START Records

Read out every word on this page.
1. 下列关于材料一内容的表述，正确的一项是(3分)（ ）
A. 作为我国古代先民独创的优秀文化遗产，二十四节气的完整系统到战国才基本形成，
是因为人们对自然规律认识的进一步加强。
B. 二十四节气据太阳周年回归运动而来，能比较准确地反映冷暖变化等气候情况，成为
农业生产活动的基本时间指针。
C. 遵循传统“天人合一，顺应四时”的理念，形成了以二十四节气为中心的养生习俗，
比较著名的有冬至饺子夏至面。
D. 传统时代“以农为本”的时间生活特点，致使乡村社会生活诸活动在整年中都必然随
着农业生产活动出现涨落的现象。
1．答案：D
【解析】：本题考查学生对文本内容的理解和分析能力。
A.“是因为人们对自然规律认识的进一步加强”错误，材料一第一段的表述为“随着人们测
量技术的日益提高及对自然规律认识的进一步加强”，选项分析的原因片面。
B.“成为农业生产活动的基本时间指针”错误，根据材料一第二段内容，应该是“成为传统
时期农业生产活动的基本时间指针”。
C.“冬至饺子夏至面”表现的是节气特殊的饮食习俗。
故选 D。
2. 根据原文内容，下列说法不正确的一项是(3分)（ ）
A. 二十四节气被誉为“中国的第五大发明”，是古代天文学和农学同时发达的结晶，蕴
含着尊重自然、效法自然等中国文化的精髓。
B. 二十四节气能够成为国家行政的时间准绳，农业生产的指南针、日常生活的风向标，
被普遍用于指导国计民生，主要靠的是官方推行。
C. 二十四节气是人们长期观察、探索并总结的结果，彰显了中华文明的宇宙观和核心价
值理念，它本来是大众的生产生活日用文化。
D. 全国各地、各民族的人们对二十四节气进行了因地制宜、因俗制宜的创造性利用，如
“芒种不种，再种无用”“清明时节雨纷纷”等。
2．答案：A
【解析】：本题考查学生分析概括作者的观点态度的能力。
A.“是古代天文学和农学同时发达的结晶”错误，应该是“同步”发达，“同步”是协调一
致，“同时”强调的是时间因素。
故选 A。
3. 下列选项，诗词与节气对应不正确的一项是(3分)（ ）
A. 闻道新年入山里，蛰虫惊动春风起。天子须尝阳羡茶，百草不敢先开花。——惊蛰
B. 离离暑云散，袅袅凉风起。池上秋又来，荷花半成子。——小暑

END Records

#### [Task prompt]
Repeat every entry exactly as written above.

#### [Solved exercise]
Read out every word on this page.
1. 下列关于材料一内容的表述，正确的一项是(3分)（ ）
A. 作为我国古代先民独创的优秀文化遗产，二十四节气的完整系统到战国才基本形成，
是因为人们对自然规律认识的进一步加强。
B. 二十四节气据太阳周年回归运动而来，能比较准确地反映冷暖变化等气候情况，成为
农业生产活动的基本时间指针。
C. 遵循传统“天人合一，顺应四时”的理念，形成了以二十四节气为中心的养生习俗，
比较著名的有冬至饺子夏至面。
D. 传统时代“以农为本”的时间生活特点，致使乡村社会生活诸活动在整年中都必然随
着农业生产活动出现涨落的现象。
1．答案：D
【解析】：本题考查学生对文本内容的理解和分析能力。
A.“是因为人们对自然规律认识的进一步加强”错误，材料一第一段的表述为“随着人们测
量技术的日益提高及对自然规律认识的进一步加强”，选项分析的原因片面。
B.“成为农业生产活动的基本时间指针”错误，根据材料一第二段内容，应该是“成为传统
时期农业生产活动的基本时间指针”。
C.“冬至饺子夏至面”表现的是节气特殊的饮食习俗。
故选 D。
2. 根据原文内容，下列说法不正确的一项是(3分)（ ）
A. 二十四节气被誉为“中国的第五大发明”，是古代天文学和农学同时发达的结晶，蕴
含着尊重自然、效法自然等中国文化的精髓。
B. 二十四节气能够成为国家行政的时间准绳，农业生产的指南针、日常生活的风向标，
被普遍用于指导国计民生，主要靠的是官方推行。
C. 二十四节气是人们长期观察、探索并总结的结果，彰显了中华文明的宇宙观和核心价
值理念，它本来是大众的生产生活日用文化。
D. 全国各地、各民族的人们对二十四节气进行了因地制宜、因俗制宜的创造性利用，如
“芒种不种，再种无用”“清明时节雨纷纷”等。
2．答案：A
【解析】：本题考查学生分析概括作者的观点态度的能力。
A.“是古代天文学和农学同时发达的结晶”错误，应该是“同步”发达，“同步”是协调一
致，“同时”强调的是时间因素。
故选 A。
3. 下列选项，诗词与节气对应不正确的一项是(3分)（ ）
A. 闻道新年入山里，蛰虫惊动春风起。天子须尝阳羡茶，百草不敢先开花。——惊蛰
B. 离离暑云散，袅袅凉风起。池上秋又来，荷花半成子。——小暑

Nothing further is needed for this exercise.